# START OF Dataset records
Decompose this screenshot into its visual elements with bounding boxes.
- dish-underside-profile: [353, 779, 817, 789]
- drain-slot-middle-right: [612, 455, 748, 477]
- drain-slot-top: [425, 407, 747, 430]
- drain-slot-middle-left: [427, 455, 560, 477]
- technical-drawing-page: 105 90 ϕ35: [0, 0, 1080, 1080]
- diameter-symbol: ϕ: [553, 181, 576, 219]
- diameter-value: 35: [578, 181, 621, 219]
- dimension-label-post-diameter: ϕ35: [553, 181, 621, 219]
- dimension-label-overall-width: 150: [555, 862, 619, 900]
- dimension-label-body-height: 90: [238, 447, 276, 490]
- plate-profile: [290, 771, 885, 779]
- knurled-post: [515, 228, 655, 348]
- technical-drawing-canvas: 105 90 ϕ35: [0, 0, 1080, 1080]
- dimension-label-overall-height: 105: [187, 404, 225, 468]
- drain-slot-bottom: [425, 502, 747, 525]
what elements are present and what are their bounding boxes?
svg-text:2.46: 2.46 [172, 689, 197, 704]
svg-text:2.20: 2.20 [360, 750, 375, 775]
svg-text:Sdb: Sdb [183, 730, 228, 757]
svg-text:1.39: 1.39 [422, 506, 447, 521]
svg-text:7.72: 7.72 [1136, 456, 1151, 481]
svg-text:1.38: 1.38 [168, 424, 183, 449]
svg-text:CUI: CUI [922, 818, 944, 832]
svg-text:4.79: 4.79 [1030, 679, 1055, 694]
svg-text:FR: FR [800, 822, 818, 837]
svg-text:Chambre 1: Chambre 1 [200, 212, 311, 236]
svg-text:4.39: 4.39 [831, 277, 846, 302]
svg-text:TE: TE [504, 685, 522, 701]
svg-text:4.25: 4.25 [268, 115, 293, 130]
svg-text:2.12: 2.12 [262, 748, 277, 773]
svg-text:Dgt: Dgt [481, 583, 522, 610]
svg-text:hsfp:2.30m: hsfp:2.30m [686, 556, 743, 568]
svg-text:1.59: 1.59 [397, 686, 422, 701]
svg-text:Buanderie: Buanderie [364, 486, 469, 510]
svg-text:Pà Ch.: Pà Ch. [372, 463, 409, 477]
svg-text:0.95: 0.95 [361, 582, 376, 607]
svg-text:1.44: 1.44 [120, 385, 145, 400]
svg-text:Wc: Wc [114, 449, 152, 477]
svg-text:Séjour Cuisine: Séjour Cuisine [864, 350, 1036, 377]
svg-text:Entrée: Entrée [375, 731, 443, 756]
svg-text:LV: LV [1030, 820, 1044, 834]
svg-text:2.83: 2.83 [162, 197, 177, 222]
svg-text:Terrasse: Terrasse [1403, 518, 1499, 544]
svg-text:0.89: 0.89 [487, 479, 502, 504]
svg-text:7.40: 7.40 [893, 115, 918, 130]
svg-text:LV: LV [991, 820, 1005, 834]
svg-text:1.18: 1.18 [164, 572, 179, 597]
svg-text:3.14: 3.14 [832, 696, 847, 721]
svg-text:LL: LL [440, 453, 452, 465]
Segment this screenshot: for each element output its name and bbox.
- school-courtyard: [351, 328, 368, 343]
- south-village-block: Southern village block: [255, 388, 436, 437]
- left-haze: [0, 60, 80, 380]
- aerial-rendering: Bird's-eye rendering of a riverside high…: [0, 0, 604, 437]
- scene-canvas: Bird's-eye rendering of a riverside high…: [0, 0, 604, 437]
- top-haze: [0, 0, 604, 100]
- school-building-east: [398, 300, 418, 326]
# END OF Dataset records
Given instruction —
Transcribe all of the records above verbatim, line by line, leaving every character and number unchanged.

Complete response —
Decompose this screenshot into its visual elements with bounding boxes.
- dish-underside-profile: [353, 779, 817, 789]
- drain-slot-middle-right: [612, 455, 748, 477]
- drain-slot-top: [425, 407, 747, 430]
- drain-slot-middle-left: [427, 455, 560, 477]
- technical-drawing-page: 105 90 ϕ35: [0, 0, 1080, 1080]
- diameter-symbol: ϕ: [553, 181, 576, 219]
- diameter-value: 35: [578, 181, 621, 219]
- dimension-label-post-diameter: ϕ35: [553, 181, 621, 219]
- dimension-label-overall-width: 150: [555, 862, 619, 900]
- dimension-label-body-height: 90: [238, 447, 276, 490]
- plate-profile: [290, 771, 885, 779]
- knurled-post: [515, 228, 655, 348]
- technical-drawing-canvas: 105 90 ϕ35: [0, 0, 1080, 1080]
- dimension-label-overall-height: 105: [187, 404, 225, 468]
- drain-slot-bottom: [425, 502, 747, 525]
what elements are present and what are their bounding boxes?
svg-text:2.46: 2.46 [172, 689, 197, 704]
svg-text:2.20: 2.20 [360, 750, 375, 775]
svg-text:Sdb: Sdb [183, 730, 228, 757]
svg-text:1.39: 1.39 [422, 506, 447, 521]
svg-text:7.72: 7.72 [1136, 456, 1151, 481]
svg-text:1.38: 1.38 [168, 424, 183, 449]
svg-text:CUI: CUI [922, 818, 944, 832]
svg-text:4.79: 4.79 [1030, 679, 1055, 694]
svg-text:FR: FR [800, 822, 818, 837]
svg-text:Chambre 1: Chambre 1 [200, 212, 311, 236]
svg-text:4.39: 4.39 [831, 277, 846, 302]
svg-text:TE: TE [504, 685, 522, 701]
svg-text:4.25: 4.25 [268, 115, 293, 130]
svg-text:2.12: 2.12 [262, 748, 277, 773]
svg-text:Dgt: Dgt [481, 583, 522, 610]
svg-text:hsfp:2.30m: hsfp:2.30m [686, 556, 743, 568]
svg-text:1.59: 1.59 [397, 686, 422, 701]
svg-text:Buanderie: Buanderie [364, 486, 469, 510]
svg-text:Pà Ch.: Pà Ch. [372, 463, 409, 477]
svg-text:0.95: 0.95 [361, 582, 376, 607]
svg-text:1.44: 1.44 [120, 385, 145, 400]
svg-text:Wc: Wc [114, 449, 152, 477]
svg-text:Séjour Cuisine: Séjour Cuisine [864, 350, 1036, 377]
svg-text:Entrée: Entrée [375, 731, 443, 756]
svg-text:LV: LV [1030, 820, 1044, 834]
svg-text:2.83: 2.83 [162, 197, 177, 222]
svg-text:Terrasse: Terrasse [1403, 518, 1499, 544]
svg-text:0.89: 0.89 [487, 479, 502, 504]
svg-text:7.40: 7.40 [893, 115, 918, 130]
svg-text:LV: LV [991, 820, 1005, 834]
svg-text:1.18: 1.18 [164, 572, 179, 597]
svg-text:3.14: 3.14 [832, 696, 847, 721]
svg-text:LL: LL [440, 453, 452, 465]
Segment this screenshot: for each element output its name and bbox.
- school-courtyard: [351, 328, 368, 343]
- south-village-block: Southern village block: [255, 388, 436, 437]
- left-haze: [0, 60, 80, 380]
- aerial-rendering: Bird's-eye rendering of a riverside high…: [0, 0, 604, 437]
- scene-canvas: Bird's-eye rendering of a riverside high…: [0, 0, 604, 437]
- top-haze: [0, 0, 604, 100]
- school-building-east: [398, 300, 418, 326]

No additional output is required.